Stored data:
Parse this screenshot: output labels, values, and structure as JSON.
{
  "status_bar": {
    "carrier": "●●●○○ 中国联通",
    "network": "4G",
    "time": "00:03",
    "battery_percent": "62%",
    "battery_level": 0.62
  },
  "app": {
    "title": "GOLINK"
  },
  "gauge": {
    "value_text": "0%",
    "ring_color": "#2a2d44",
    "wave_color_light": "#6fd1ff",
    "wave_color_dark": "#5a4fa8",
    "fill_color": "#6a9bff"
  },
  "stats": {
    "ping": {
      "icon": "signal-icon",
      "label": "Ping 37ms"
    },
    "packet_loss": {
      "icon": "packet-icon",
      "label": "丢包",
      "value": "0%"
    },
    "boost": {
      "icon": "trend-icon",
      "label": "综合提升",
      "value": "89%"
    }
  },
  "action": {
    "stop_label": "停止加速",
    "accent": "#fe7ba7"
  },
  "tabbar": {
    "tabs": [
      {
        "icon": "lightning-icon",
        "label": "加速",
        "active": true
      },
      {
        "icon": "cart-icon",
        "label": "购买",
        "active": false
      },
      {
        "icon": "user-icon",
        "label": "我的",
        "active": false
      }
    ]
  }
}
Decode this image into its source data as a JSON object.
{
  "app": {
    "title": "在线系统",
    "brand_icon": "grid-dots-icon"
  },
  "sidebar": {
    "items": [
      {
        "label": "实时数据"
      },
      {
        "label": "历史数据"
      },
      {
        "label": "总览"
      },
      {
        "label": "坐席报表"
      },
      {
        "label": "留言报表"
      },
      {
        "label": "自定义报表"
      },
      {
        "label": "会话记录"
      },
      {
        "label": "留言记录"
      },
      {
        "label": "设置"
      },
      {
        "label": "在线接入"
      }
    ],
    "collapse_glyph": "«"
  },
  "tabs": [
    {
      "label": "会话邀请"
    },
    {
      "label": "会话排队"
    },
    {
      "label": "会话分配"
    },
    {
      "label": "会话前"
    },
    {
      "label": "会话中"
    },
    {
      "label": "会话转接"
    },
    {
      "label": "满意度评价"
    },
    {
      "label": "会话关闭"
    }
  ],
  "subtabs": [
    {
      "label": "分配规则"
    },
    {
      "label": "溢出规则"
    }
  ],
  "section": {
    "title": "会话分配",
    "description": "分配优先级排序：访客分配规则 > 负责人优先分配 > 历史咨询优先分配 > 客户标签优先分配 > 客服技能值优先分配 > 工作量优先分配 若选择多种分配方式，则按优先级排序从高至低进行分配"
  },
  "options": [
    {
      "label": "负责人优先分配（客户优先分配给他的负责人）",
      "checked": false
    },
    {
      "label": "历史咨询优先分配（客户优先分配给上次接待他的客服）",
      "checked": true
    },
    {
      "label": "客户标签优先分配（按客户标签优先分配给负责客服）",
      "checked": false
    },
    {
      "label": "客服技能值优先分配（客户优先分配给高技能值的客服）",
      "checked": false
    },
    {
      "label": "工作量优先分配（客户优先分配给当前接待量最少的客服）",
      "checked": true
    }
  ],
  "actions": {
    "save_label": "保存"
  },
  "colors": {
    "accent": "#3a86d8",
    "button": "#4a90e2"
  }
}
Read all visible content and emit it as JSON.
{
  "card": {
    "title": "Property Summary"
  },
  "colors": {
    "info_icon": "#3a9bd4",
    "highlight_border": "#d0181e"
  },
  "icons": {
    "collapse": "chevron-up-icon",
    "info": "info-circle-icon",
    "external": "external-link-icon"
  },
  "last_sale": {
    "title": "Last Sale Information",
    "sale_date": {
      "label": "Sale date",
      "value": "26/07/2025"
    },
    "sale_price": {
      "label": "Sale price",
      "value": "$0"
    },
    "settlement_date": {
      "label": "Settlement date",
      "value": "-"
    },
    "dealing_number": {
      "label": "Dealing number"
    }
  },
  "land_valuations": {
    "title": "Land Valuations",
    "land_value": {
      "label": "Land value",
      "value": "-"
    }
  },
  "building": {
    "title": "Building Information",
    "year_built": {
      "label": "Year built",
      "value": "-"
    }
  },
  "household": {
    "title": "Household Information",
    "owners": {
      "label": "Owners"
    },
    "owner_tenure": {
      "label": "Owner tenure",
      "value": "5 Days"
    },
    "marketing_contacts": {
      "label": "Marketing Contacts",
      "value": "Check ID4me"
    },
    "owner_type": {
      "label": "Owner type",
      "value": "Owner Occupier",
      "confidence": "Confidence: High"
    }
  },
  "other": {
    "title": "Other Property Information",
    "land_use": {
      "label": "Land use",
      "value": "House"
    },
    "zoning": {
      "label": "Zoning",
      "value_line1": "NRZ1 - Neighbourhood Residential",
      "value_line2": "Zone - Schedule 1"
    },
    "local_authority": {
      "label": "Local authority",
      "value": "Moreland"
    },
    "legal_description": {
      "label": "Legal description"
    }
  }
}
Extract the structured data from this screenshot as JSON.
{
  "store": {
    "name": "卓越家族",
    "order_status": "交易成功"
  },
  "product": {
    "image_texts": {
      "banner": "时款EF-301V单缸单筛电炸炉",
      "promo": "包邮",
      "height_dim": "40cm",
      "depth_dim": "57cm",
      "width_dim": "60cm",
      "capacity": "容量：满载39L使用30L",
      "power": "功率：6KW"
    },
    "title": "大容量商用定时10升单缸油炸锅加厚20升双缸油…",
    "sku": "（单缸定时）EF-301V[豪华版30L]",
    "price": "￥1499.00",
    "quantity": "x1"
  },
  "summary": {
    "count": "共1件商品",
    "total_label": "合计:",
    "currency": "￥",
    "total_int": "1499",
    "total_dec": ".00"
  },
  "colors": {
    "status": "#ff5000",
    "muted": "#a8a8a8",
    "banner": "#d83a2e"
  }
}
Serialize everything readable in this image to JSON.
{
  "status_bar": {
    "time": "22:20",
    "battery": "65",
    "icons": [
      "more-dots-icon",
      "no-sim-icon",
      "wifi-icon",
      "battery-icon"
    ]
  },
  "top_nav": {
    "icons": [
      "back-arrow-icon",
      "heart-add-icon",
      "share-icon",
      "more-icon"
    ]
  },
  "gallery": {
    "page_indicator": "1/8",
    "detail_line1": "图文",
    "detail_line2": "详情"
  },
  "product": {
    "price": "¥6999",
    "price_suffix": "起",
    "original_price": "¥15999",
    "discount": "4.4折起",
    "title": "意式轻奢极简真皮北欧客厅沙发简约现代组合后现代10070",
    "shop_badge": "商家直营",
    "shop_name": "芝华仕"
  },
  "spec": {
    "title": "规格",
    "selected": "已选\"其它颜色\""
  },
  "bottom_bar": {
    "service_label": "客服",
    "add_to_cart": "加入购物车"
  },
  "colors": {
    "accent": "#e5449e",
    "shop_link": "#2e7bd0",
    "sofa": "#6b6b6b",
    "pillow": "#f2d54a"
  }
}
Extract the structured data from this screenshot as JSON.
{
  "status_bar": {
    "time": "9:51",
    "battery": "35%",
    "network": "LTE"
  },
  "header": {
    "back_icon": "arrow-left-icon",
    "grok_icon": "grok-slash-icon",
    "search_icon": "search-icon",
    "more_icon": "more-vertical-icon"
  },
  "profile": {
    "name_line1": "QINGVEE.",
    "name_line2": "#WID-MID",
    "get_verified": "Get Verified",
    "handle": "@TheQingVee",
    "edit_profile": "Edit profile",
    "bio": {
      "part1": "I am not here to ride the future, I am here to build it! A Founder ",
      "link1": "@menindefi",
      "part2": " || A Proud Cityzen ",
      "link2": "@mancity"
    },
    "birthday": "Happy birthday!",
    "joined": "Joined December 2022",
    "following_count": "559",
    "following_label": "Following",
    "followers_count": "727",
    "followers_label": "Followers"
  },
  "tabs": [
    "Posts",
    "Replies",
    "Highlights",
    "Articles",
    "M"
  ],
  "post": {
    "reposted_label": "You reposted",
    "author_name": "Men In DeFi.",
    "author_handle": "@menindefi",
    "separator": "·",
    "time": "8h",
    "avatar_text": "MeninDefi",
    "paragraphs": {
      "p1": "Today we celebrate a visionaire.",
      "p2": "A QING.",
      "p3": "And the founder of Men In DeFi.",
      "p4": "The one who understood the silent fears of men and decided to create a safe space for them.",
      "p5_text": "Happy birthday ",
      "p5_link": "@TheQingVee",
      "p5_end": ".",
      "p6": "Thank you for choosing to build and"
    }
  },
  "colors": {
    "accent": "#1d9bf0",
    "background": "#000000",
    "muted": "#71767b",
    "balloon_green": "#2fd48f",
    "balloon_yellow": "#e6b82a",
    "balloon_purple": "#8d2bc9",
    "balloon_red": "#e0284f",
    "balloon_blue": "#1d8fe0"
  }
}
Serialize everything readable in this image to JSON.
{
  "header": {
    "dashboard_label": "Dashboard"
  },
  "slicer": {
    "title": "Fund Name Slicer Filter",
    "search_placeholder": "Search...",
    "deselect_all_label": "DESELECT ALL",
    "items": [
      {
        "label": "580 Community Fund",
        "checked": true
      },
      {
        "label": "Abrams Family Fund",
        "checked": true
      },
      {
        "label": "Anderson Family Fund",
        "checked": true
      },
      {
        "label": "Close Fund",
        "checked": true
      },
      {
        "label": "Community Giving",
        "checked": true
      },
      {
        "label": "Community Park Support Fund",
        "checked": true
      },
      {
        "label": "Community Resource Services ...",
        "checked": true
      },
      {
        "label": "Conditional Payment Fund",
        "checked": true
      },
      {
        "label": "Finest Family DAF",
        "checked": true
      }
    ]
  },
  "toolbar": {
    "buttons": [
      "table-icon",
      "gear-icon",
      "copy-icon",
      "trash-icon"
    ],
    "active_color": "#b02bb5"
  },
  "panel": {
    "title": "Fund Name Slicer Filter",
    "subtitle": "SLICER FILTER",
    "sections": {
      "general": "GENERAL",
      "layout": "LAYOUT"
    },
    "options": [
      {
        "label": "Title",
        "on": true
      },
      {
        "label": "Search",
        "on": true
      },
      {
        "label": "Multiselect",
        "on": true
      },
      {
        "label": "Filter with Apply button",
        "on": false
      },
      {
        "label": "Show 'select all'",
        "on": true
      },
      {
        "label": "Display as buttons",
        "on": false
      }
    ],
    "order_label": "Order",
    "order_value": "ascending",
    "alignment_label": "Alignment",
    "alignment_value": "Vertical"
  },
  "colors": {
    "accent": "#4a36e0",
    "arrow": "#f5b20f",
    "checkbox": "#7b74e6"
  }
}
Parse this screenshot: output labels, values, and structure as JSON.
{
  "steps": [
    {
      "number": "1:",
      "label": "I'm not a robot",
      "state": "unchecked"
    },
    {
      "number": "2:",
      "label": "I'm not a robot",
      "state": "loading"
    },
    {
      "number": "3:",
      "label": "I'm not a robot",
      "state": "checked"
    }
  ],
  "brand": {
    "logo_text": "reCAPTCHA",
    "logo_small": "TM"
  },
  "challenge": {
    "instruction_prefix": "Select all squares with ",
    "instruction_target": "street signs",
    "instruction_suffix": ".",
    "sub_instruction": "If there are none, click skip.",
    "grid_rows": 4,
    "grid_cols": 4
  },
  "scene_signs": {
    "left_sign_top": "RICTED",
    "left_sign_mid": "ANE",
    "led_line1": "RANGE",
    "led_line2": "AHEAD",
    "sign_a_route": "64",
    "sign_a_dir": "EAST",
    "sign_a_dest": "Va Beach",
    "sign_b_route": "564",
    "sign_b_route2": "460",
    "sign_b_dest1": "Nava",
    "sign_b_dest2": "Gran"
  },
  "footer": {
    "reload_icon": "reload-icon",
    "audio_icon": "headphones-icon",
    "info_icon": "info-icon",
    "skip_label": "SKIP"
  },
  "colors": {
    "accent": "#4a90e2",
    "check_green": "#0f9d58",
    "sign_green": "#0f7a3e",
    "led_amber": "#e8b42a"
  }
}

◆ Stated goal ◆
Report all lines of the material that contain the word "birthday".

◆ Result of the task ◆
    "birthday": "Happy birthday!",
      "p5_text": "Happy birthday ",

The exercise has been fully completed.